# Start of Listing
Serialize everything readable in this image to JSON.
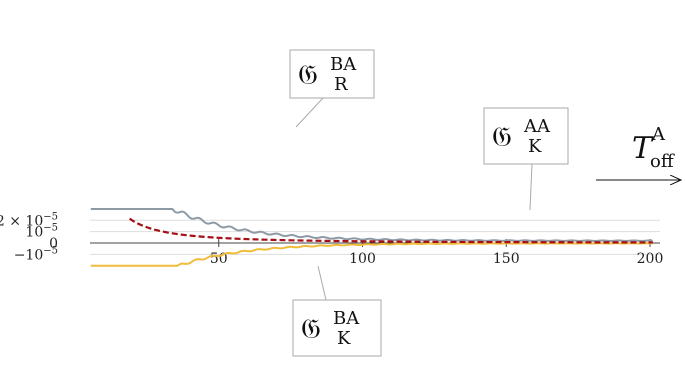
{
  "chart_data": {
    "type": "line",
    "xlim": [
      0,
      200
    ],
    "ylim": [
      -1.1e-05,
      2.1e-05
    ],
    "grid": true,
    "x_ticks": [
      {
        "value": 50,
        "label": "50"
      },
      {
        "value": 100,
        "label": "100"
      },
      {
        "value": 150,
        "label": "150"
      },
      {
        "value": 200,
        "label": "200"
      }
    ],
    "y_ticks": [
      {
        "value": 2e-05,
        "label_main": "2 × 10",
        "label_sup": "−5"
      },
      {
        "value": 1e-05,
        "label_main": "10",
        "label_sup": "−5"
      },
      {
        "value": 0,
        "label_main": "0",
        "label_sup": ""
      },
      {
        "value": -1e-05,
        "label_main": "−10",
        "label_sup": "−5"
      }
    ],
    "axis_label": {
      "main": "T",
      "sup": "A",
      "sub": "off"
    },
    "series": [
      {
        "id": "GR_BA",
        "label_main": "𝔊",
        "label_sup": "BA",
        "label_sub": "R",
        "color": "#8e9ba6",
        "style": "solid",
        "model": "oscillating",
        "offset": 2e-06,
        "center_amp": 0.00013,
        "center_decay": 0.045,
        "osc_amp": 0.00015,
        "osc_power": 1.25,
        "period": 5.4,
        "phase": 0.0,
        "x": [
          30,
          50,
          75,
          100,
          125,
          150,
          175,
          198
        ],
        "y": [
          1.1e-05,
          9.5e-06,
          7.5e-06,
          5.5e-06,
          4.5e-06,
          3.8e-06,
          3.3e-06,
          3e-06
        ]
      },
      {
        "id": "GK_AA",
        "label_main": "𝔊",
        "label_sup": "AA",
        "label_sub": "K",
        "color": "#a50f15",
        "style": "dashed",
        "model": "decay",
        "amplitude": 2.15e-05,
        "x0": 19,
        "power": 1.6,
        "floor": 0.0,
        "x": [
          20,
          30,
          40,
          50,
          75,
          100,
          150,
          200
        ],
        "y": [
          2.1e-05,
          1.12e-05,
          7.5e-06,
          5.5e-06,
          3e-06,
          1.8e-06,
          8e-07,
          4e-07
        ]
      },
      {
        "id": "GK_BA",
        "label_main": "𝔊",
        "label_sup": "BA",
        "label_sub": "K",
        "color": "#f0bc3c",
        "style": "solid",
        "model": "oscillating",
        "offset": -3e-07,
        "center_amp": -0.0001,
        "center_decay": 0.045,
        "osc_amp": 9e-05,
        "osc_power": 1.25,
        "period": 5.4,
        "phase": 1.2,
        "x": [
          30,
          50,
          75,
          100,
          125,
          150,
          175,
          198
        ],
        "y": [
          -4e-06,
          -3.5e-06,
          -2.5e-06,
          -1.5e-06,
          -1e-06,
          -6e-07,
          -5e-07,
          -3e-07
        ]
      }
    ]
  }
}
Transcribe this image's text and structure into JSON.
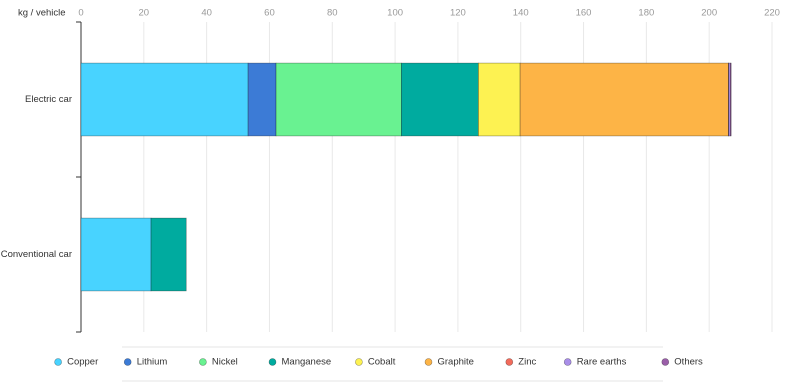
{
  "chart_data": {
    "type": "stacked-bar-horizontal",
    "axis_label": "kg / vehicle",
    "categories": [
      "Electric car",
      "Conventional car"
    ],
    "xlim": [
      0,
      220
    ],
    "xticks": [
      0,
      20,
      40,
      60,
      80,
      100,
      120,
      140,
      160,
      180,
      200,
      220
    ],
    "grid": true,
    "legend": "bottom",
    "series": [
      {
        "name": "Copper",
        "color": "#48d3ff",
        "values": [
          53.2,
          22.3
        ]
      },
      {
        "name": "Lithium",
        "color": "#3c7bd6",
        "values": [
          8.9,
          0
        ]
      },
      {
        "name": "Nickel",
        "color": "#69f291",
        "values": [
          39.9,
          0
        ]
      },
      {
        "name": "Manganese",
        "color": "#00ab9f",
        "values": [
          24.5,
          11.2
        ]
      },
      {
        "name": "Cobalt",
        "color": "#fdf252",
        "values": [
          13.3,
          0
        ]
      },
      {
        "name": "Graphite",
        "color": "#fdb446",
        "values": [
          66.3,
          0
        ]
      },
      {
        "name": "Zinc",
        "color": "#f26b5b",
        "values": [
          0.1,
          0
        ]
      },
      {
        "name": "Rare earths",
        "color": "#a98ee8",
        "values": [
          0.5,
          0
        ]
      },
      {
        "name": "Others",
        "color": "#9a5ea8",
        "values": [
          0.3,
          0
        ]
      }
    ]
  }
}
# End of Listing
▶ [Task details]: Images in the records should not be copied. Repeat all the rest exactly.

▶ [Complete response]:
Serialize everything readable in this image to JSON.
{
  "chart_data": {
    "type": "line",
    "xlim": [
      0,
      200
    ],
    "ylim": [
      -1.1e-05,
      2.1e-05
    ],
    "grid": true,
    "x_ticks": [
      {
        "value": 50,
        "label": "50"
      },
      {
        "value": 100,
        "label": "100"
      },
      {
        "value": 150,
        "label": "150"
      },
      {
        "value": 200,
        "label": "200"
      }
    ],
    "y_ticks": [
      {
        "value": 2e-05,
        "label_main": "2 × 10",
        "label_sup": "−5"
      },
      {
        "value": 1e-05,
        "label_main": "10",
        "label_sup": "−5"
      },
      {
        "value": 0,
        "label_main": "0",
        "label_sup": ""
      },
      {
        "value": -1e-05,
        "label_main": "−10",
        "label_sup": "−5"
      }
    ],
    "axis_label": {
      "main": "T",
      "sup": "A",
      "sub": "off"
    },
    "series": [
      {
        "id": "GR_BA",
        "label_main": "𝔊",
        "label_sup": "BA",
        "label_sub": "R",
        "color": "#8e9ba6",
        "style": "solid",
        "model": "oscillating",
        "offset": 2e-06,
        "center_amp": 0.00013,
        "center_decay": 0.045,
        "osc_amp": 0.00015,
        "osc_power": 1.25,
        "period": 5.4,
        "phase": 0.0,
        "x": [
          30,
          50,
          75,
          100,
          125,
          150,
          175,
          198
        ],
        "y": [
          1.1e-05,
          9.5e-06,
          7.5e-06,
          5.5e-06,
          4.5e-06,
          3.8e-06,
          3.3e-06,
          3e-06
        ]
      },
      {
        "id": "GK_AA",
        "label_main": "𝔊",
        "label_sup": "AA",
        "label_sub": "K",
        "color": "#a50f15",
        "style": "dashed",
        "model": "decay",
        "amplitude": 2.15e-05,
        "x0": 19,
        "power": 1.6,
        "floor": 0.0,
        "x": [
          20,
          30,
          40,
          50,
          75,
          100,
          150,
          200
        ],
        "y": [
          2.1e-05,
          1.12e-05,
          7.5e-06,
          5.5e-06,
          3e-06,
          1.8e-06,
          8e-07,
          4e-07
        ]
      },
      {
        "id": "GK_BA",
        "label_main": "𝔊",
        "label_sup": "BA",
        "label_sub": "K",
        "color": "#f0bc3c",
        "style": "solid",
        "model": "oscillating",
        "offset": -3e-07,
        "center_amp": -0.0001,
        "center_decay": 0.045,
        "osc_amp": 9e-05,
        "osc_power": 1.25,
        "period": 5.4,
        "phase": 1.2,
        "x": [
          30,
          50,
          75,
          100,
          125,
          150,
          175,
          198
        ],
        "y": [
          -4e-06,
          -3.5e-06,
          -2.5e-06,
          -1.5e-06,
          -1e-06,
          -6e-07,
          -5e-07,
          -3e-07
        ]
      }
    ]
  }
}
Transcribe this image's text and structure into JSON.
{
  "chart_data": {
    "type": "stacked-bar-horizontal",
    "axis_label": "kg / vehicle",
    "categories": [
      "Electric car",
      "Conventional car"
    ],
    "xlim": [
      0,
      220
    ],
    "xticks": [
      0,
      20,
      40,
      60,
      80,
      100,
      120,
      140,
      160,
      180,
      200,
      220
    ],
    "grid": true,
    "legend": "bottom",
    "series": [
      {
        "name": "Copper",
        "color": "#48d3ff",
        "values": [
          53.2,
          22.3
        ]
      },
      {
        "name": "Lithium",
        "color": "#3c7bd6",
        "values": [
          8.9,
          0
        ]
      },
      {
        "name": "Nickel",
        "color": "#69f291",
        "values": [
          39.9,
          0
        ]
      },
      {
        "name": "Manganese",
        "color": "#00ab9f",
        "values": [
          24.5,
          11.2
        ]
      },
      {
        "name": "Cobalt",
        "color": "#fdf252",
        "values": [
          13.3,
          0
        ]
      },
      {
        "name": "Graphite",
        "color": "#fdb446",
        "values": [
          66.3,
          0
        ]
      },
      {
        "name": "Zinc",
        "color": "#f26b5b",
        "values": [
          0.1,
          0
        ]
      },
      {
        "name": "Rare earths",
        "color": "#a98ee8",
        "values": [
          0.5,
          0
        ]
      },
      {
        "name": "Others",
        "color": "#9a5ea8",
        "values": [
          0.3,
          0
        ]
      }
    ]
  }
}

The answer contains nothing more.